» **EXERCISE REQUIREMENTS**:
From the listing below, work out how many lines contain "sonra". Reply with that number only.

» **Dataset rows**:
==*==

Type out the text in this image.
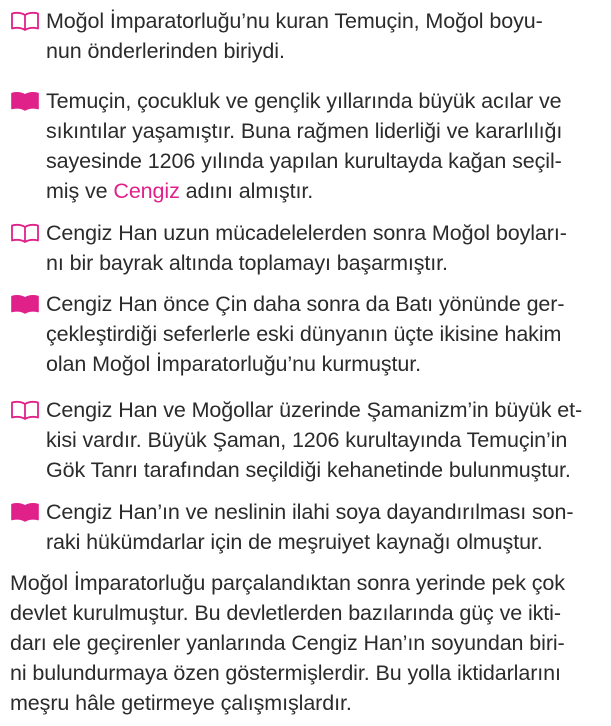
Moğol İmparatorluğu’nu kuran Temuçin, Moğol boyu-
nun önderlerinden biriydi.
Temuçin, çocukluk ve gençlik yıllarında büyük acılar ve
sıkıntılar yaşamıştır. Buna rağmen liderliği ve kararlılığı
sayesinde 1206 yılında yapılan kurultayda kağan seçil-
miş ve Cengiz adını almıştır.
Cengiz Han uzun mücadelelerden sonra Moğol boyları-
nı bir bayrak altında toplamayı başarmıştır.
Cengiz Han önce Çin daha sonra da Batı yönünde ger-
çekleştirdiği seferlerle eski dünyanın üçte ikisine hakim
olan Moğol İmparatorluğu’nu kurmuştur.
Cengiz Han ve Moğollar üzerinde Şamanizm’in büyük et-
kisi vardır. Büyük Şaman, 1206 kurultayında Temuçin’in
Gök Tanrı tarafından seçildiği kehanetinde bulunmuştur.
Cengiz Han’ın ve neslinin ilahi soya dayandırılması son-
raki hükümdarlar için de meşruiyet kaynağı olmuştur.
Moğol İmparatorluğu parçalandıktan sonra yerinde pek çok
devlet kurulmuştur. Bu devletlerden bazılarında güç ve ikti-
darı ele geçirenler yanlarında Cengiz Han’ın soyundan biri-
ni bulundurmaya özen göstermişlerdir. Bu yolla iktidarlarını
meşru hâle getirmeye çalışmışlardır.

==*==

» **WRITTEN RESPONSE**:
3